◆ SHORT EXERCISE ◆
Among the lines below, count those with "arrow". Give only the number.

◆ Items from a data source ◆
==============================
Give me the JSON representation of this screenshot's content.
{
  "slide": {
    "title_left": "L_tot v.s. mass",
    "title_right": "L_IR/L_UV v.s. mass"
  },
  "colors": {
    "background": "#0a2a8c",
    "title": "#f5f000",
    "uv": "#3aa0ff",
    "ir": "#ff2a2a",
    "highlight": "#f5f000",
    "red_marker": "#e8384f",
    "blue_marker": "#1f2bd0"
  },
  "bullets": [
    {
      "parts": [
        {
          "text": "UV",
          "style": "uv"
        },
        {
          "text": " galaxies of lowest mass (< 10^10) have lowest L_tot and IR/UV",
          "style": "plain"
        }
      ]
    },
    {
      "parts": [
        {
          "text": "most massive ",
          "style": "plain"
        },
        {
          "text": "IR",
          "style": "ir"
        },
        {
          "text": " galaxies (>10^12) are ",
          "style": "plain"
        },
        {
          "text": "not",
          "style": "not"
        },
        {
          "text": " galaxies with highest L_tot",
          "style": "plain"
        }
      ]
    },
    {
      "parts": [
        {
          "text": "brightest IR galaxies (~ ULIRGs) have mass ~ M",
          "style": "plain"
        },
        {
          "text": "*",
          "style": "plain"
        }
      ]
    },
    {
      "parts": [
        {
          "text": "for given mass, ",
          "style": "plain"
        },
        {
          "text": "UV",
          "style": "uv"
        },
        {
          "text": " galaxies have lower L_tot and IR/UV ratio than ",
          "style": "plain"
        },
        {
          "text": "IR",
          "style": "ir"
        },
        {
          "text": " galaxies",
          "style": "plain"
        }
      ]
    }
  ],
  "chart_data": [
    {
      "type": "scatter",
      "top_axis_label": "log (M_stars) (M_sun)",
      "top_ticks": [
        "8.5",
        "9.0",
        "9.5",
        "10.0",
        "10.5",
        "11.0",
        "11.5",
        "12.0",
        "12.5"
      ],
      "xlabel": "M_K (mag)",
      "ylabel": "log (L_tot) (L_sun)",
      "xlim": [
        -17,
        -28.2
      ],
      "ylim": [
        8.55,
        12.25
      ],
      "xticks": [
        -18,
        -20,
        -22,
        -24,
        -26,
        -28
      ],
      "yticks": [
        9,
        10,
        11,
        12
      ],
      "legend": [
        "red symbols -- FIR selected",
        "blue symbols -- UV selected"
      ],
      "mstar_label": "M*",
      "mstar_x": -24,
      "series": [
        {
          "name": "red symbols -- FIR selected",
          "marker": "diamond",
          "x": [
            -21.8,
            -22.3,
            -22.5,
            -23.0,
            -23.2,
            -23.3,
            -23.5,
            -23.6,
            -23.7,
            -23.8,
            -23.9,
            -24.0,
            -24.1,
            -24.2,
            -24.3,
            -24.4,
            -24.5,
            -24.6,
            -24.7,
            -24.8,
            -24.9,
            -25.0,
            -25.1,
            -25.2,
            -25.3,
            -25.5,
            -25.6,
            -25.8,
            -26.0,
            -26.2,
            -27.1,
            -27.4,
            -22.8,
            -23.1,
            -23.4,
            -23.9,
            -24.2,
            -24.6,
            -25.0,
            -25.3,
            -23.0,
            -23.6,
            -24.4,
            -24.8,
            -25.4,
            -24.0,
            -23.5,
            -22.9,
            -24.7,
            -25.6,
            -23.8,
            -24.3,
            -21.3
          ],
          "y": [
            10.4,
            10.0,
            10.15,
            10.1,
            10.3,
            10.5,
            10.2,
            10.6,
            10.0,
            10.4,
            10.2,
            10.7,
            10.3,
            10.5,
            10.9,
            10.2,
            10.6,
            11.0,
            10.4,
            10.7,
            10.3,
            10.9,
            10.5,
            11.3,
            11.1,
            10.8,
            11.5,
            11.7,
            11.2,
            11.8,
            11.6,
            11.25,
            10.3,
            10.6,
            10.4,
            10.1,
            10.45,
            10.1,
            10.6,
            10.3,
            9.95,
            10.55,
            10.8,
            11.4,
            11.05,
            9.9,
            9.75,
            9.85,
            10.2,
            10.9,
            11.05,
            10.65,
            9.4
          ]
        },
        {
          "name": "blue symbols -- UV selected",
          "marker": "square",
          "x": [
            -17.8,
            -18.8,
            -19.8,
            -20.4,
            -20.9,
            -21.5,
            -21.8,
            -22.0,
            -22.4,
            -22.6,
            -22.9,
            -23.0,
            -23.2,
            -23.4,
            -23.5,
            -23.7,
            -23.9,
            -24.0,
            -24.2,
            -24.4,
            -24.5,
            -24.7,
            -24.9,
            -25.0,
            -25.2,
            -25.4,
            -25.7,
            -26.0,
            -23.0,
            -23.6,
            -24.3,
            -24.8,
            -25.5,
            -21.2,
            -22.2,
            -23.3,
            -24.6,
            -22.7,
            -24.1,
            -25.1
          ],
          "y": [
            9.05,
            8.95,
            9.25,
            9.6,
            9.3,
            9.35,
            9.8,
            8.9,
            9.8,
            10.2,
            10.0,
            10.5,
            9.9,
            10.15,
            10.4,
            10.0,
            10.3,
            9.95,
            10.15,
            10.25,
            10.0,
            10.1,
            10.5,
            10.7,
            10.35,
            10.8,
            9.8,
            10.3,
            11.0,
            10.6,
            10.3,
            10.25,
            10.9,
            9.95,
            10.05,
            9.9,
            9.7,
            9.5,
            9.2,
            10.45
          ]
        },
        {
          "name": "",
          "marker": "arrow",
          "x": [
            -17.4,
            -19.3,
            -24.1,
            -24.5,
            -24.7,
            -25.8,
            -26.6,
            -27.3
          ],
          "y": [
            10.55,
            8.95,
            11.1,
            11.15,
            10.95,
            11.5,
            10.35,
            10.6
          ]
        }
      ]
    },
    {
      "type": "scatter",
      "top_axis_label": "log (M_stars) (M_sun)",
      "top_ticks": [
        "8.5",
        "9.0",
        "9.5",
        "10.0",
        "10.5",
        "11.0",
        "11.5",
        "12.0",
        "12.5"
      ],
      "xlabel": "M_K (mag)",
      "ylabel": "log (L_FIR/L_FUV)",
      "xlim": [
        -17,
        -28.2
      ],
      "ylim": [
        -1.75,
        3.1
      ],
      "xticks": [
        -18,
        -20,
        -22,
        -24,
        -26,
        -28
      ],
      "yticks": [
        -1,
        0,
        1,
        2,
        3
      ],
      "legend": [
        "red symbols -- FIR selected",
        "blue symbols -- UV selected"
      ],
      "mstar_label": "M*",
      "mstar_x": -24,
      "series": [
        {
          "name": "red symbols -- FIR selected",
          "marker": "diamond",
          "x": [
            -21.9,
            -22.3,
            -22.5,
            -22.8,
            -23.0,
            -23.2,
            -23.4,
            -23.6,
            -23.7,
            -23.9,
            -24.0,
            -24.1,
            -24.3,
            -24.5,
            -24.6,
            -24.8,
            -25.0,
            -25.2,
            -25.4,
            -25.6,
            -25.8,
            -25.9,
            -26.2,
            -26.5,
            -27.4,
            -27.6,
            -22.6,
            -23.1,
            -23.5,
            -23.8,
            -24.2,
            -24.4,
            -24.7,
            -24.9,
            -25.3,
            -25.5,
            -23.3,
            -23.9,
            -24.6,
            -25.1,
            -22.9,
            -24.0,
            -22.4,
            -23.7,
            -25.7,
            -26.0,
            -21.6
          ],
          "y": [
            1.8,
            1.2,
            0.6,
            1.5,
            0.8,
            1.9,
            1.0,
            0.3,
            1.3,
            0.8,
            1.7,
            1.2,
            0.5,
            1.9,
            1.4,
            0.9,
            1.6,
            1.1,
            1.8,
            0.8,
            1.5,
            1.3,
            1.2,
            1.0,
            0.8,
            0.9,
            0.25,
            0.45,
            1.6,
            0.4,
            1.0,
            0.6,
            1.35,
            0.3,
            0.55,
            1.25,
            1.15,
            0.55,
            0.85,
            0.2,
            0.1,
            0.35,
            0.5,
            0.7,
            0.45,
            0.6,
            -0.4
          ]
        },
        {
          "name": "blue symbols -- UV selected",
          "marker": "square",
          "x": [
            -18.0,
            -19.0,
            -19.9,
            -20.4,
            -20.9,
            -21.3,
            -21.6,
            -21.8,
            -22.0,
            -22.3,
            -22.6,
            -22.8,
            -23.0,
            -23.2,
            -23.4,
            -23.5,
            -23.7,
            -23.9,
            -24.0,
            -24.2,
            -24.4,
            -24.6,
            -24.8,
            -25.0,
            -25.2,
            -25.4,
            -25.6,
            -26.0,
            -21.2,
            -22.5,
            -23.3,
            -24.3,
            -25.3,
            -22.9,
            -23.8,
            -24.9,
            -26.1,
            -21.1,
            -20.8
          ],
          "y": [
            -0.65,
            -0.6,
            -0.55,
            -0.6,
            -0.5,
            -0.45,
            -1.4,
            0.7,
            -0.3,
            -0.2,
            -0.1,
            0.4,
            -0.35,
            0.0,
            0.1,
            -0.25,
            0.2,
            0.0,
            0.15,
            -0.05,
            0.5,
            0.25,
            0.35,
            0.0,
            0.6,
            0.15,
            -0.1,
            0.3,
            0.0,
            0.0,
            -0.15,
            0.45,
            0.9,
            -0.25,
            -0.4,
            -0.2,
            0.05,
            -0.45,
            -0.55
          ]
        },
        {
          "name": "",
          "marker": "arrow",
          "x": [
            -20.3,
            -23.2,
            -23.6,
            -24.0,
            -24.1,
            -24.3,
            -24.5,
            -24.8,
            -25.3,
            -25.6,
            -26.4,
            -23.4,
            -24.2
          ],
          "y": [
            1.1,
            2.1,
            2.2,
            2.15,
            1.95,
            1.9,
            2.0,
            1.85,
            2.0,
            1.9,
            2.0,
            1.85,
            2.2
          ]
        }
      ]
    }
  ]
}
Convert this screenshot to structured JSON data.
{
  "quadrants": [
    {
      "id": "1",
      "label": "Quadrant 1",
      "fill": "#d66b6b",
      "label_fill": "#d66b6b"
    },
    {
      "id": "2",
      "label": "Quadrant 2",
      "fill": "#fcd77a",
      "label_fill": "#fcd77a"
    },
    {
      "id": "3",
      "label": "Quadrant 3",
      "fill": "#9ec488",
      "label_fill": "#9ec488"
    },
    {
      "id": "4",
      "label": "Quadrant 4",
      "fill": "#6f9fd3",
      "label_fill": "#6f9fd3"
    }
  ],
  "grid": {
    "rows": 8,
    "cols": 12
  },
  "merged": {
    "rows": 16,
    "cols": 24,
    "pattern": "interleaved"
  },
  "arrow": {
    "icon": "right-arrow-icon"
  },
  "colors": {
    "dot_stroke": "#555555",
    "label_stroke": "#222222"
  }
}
==============================
◆ THE REPLY ◆
4